EXERCISE DESCRIPTION.
In the records below, pick out all lines containing the word "this".

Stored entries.
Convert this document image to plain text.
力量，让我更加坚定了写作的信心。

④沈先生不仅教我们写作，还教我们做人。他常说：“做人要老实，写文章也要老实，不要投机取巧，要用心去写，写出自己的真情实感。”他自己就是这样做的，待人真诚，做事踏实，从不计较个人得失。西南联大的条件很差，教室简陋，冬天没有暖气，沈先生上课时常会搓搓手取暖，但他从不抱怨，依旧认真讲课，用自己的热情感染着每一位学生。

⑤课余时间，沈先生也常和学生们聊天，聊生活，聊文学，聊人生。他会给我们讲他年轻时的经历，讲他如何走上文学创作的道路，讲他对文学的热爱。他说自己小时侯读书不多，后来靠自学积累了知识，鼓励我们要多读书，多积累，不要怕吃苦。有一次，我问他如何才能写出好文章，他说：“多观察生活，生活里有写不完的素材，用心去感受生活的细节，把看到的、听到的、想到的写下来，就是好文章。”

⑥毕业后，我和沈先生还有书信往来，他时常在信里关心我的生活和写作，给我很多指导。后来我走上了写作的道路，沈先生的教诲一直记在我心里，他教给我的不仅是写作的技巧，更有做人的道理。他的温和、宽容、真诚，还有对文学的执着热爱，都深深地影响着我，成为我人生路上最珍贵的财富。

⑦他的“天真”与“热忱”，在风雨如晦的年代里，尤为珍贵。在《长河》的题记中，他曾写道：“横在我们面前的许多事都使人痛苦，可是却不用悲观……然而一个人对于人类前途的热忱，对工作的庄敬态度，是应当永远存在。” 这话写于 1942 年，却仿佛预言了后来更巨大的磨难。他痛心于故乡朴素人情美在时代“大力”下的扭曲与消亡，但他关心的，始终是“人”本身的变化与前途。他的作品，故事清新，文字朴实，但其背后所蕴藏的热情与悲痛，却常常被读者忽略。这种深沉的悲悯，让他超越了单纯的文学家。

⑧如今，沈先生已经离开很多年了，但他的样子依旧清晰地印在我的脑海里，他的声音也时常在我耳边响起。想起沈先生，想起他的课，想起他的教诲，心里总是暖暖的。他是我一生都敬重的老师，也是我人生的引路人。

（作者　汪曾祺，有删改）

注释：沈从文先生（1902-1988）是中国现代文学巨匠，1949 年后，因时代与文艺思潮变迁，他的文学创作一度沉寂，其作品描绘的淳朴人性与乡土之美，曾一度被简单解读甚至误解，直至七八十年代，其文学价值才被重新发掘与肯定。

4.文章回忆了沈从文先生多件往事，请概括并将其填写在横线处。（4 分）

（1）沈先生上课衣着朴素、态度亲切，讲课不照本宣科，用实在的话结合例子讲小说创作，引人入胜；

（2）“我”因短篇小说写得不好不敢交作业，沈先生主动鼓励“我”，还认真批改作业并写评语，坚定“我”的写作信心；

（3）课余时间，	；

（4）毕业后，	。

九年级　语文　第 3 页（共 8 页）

...

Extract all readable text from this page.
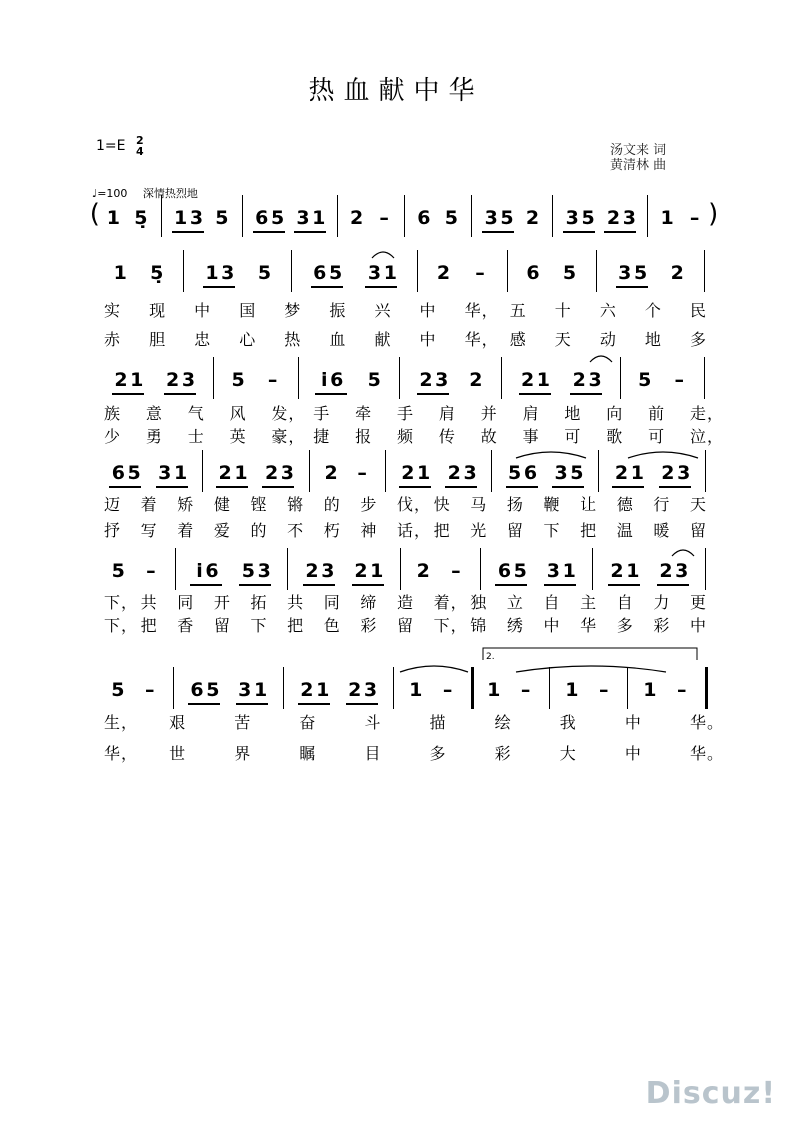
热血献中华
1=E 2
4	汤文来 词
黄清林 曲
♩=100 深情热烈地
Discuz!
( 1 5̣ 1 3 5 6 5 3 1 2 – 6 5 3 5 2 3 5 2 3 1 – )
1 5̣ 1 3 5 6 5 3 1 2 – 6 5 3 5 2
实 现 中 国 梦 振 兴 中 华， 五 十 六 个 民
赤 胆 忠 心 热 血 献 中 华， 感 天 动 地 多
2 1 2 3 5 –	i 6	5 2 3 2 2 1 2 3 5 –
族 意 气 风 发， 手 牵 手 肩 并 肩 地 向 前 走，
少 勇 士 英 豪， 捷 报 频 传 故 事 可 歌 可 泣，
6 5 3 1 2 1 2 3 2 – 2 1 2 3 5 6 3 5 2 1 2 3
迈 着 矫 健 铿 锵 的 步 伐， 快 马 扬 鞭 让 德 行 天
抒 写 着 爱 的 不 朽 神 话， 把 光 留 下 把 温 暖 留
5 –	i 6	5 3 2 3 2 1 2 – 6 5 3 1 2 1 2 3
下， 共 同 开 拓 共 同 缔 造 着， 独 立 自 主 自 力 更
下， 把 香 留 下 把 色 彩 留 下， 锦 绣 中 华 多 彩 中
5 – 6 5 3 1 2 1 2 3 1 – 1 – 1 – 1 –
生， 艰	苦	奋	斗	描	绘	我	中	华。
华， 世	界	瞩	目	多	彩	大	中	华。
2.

FINAL ANSWER.
Convert this document image to plain text.
Extract all readable text from this page.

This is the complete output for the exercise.